[Some records]
============

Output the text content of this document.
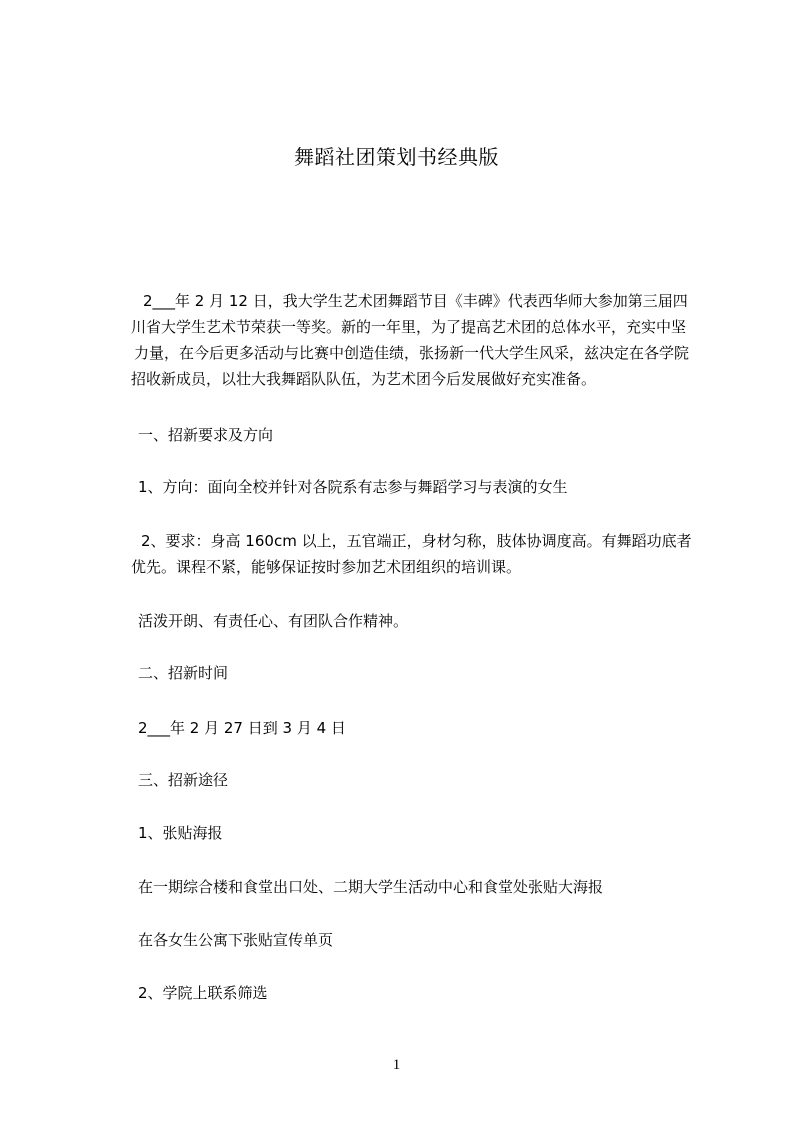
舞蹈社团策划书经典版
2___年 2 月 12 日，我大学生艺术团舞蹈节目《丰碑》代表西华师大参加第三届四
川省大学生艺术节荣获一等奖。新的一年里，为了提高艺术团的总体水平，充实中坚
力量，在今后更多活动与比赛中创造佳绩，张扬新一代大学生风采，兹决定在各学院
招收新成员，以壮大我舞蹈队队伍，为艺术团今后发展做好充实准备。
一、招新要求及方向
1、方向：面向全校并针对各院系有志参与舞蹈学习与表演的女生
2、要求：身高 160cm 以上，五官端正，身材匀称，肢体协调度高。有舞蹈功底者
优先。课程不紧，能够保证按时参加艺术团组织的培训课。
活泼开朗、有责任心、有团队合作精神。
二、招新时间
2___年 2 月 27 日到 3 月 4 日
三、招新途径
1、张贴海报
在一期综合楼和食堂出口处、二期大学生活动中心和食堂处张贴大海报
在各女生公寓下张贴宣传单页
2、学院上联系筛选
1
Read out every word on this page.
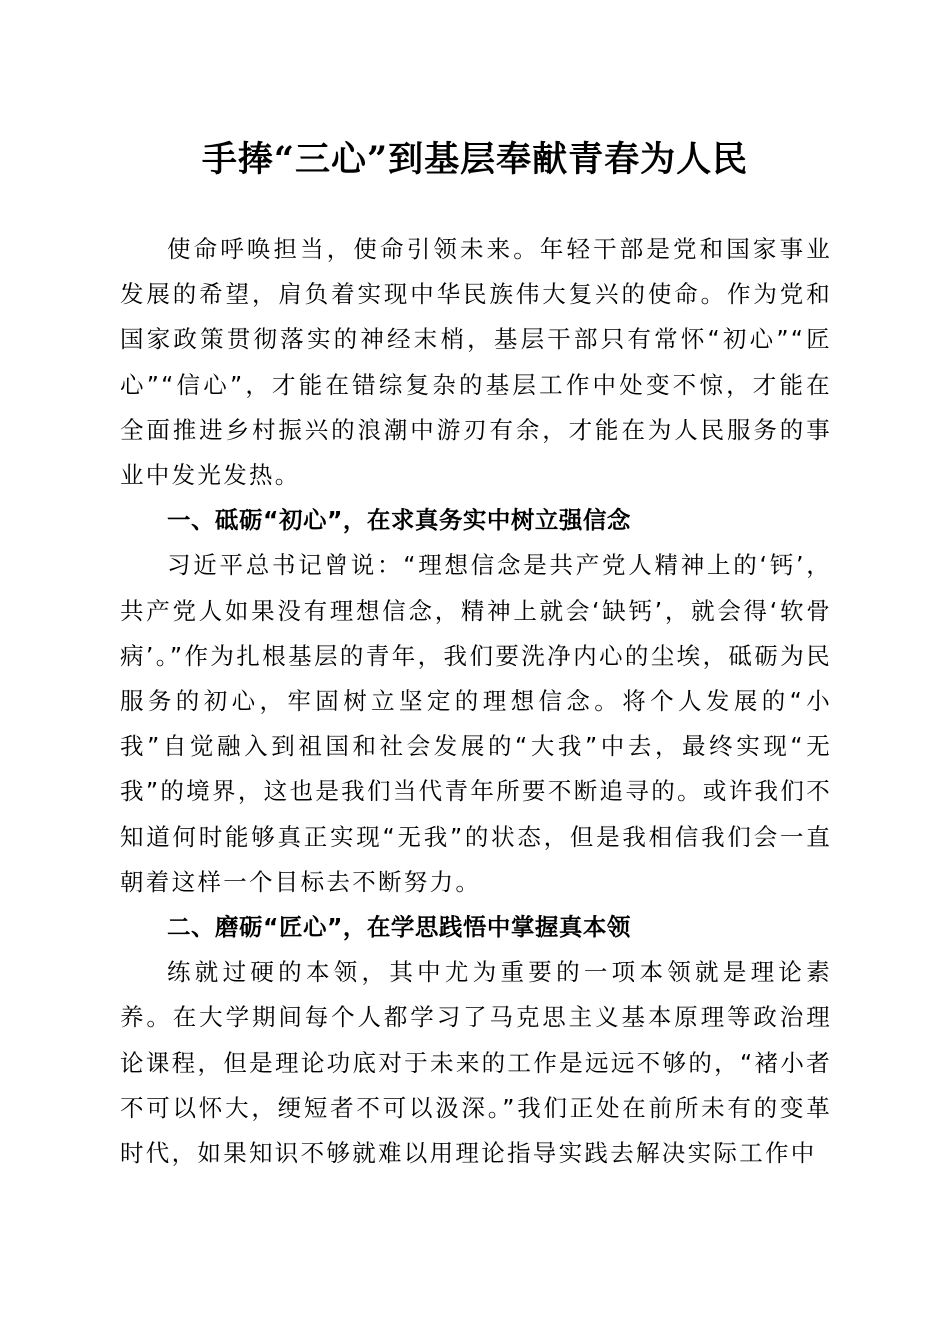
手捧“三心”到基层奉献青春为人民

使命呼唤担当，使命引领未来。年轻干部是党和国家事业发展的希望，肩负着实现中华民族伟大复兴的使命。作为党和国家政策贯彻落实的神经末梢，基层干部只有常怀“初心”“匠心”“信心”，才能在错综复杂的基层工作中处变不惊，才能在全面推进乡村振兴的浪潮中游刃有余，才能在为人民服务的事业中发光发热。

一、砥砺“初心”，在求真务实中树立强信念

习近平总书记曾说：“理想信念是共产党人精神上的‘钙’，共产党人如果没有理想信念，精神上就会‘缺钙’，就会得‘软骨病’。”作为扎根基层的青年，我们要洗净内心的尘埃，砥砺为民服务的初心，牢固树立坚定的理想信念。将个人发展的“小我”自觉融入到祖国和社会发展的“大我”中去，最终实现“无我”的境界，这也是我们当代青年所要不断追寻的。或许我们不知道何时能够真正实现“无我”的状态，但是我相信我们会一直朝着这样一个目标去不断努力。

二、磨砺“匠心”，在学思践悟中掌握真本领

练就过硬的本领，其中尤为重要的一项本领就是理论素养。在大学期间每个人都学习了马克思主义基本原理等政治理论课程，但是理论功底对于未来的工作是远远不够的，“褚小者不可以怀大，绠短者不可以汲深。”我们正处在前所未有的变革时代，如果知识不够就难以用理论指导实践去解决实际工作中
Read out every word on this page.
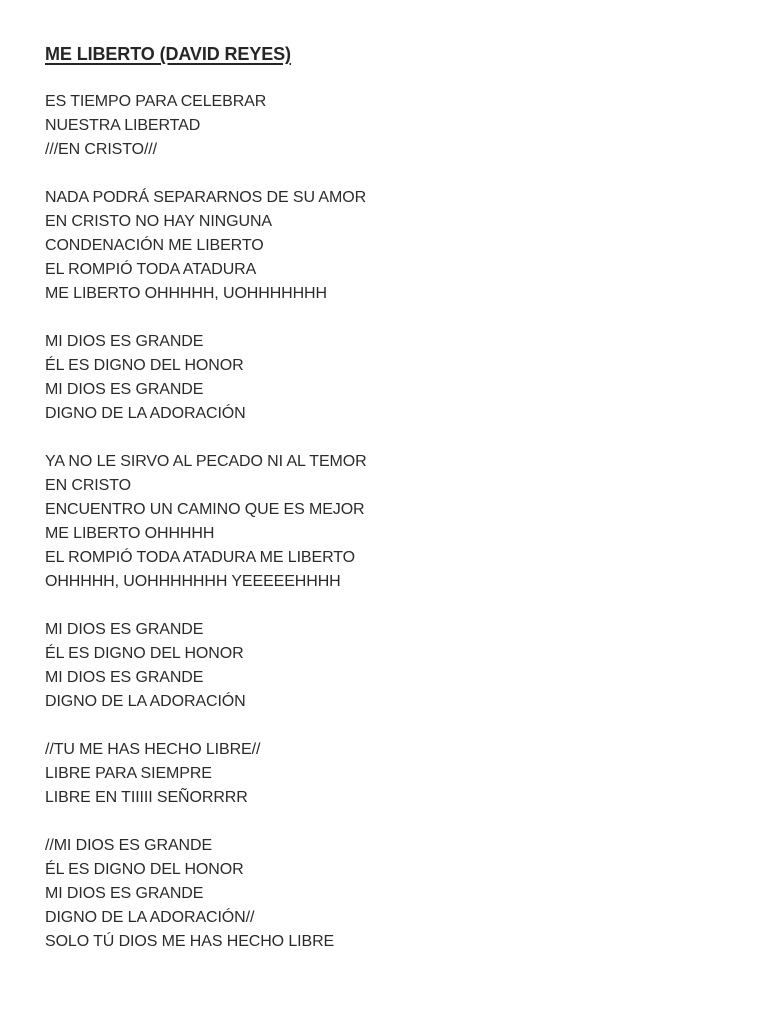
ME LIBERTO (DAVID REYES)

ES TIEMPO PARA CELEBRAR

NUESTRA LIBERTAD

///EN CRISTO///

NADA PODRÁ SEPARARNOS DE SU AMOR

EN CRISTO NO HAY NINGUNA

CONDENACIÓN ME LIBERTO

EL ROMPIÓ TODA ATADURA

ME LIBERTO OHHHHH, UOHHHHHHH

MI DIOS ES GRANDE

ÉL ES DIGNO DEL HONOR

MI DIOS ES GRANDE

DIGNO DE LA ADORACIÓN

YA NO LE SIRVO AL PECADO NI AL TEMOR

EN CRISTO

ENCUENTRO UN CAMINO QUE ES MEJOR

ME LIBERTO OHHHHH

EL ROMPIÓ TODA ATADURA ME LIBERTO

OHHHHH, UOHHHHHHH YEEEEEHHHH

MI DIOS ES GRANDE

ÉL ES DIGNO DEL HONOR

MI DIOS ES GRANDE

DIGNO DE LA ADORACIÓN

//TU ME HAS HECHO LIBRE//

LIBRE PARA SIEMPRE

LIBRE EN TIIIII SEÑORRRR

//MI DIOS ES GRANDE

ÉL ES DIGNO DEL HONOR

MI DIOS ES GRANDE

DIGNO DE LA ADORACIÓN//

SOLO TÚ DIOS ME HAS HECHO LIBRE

============

### Job
From the listing, extract all text exactly as given and drop any picture.

### Expected output
Output the text content of this document.
舞蹈社团策划书经典版
2___年 2 月 12 日，我大学生艺术团舞蹈节目《丰碑》代表西华师大参加第三届四
川省大学生艺术节荣获一等奖。新的一年里，为了提高艺术团的总体水平，充实中坚
力量，在今后更多活动与比赛中创造佳绩，张扬新一代大学生风采，兹决定在各学院
招收新成员，以壮大我舞蹈队队伍，为艺术团今后发展做好充实准备。
一、招新要求及方向
1、方向：面向全校并针对各院系有志参与舞蹈学习与表演的女生
2、要求：身高 160cm 以上，五官端正，身材匀称，肢体协调度高。有舞蹈功底者
优先。课程不紧，能够保证按时参加艺术团组织的培训课。
活泼开朗、有责任心、有团队合作精神。
二、招新时间
2___年 2 月 27 日到 3 月 4 日
三、招新途径
1、张贴海报
在一期综合楼和食堂出口处、二期大学生活动中心和食堂处张贴大海报
在各女生公寓下张贴宣传单页
2、学院上联系筛选
1
Read out every word on this page.
手捧“三心”到基层奉献青春为人民

使命呼唤担当，使命引领未来。年轻干部是党和国家事业发展的希望，肩负着实现中华民族伟大复兴的使命。作为党和国家政策贯彻落实的神经末梢，基层干部只有常怀“初心”“匠心”“信心”，才能在错综复杂的基层工作中处变不惊，才能在全面推进乡村振兴的浪潮中游刃有余，才能在为人民服务的事业中发光发热。

一、砥砺“初心”，在求真务实中树立强信念

习近平总书记曾说：“理想信念是共产党人精神上的‘钙’，共产党人如果没有理想信念，精神上就会‘缺钙’，就会得‘软骨病’。”作为扎根基层的青年，我们要洗净内心的尘埃，砥砺为民服务的初心，牢固树立坚定的理想信念。将个人发展的“小我”自觉融入到祖国和社会发展的“大我”中去，最终实现“无我”的境界，这也是我们当代青年所要不断追寻的。或许我们不知道何时能够真正实现“无我”的状态，但是我相信我们会一直朝着这样一个目标去不断努力。

二、磨砺“匠心”，在学思践悟中掌握真本领

练就过硬的本领，其中尤为重要的一项本领就是理论素养。在大学期间每个人都学习了马克思主义基本原理等政治理论课程，但是理论功底对于未来的工作是远远不够的，“褚小者不可以怀大，绠短者不可以汲深。”我们正处在前所未有的变革时代，如果知识不够就难以用理论指导实践去解决实际工作中
Read out every word on this page.
ME LIBERTO (DAVID REYES)

ES TIEMPO PARA CELEBRAR

NUESTRA LIBERTAD

///EN CRISTO///

NADA PODRÁ SEPARARNOS DE SU AMOR

EN CRISTO NO HAY NINGUNA

CONDENACIÓN ME LIBERTO

EL ROMPIÓ TODA ATADURA

ME LIBERTO OHHHHH, UOHHHHHHH

MI DIOS ES GRANDE

ÉL ES DIGNO DEL HONOR

MI DIOS ES GRANDE

DIGNO DE LA ADORACIÓN

YA NO LE SIRVO AL PECADO NI AL TEMOR

EN CRISTO

ENCUENTRO UN CAMINO QUE ES MEJOR

ME LIBERTO OHHHHH

EL ROMPIÓ TODA ATADURA ME LIBERTO

OHHHHH, UOHHHHHHH YEEEEEHHHH

MI DIOS ES GRANDE

ÉL ES DIGNO DEL HONOR

MI DIOS ES GRANDE

DIGNO DE LA ADORACIÓN

//TU ME HAS HECHO LIBRE//

LIBRE PARA SIEMPRE

LIBRE EN TIIIII SEÑORRRR

//MI DIOS ES GRANDE

ÉL ES DIGNO DEL HONOR

MI DIOS ES GRANDE

DIGNO DE LA ADORACIÓN//

SOLO TÚ DIOS ME HAS HECHO LIBRE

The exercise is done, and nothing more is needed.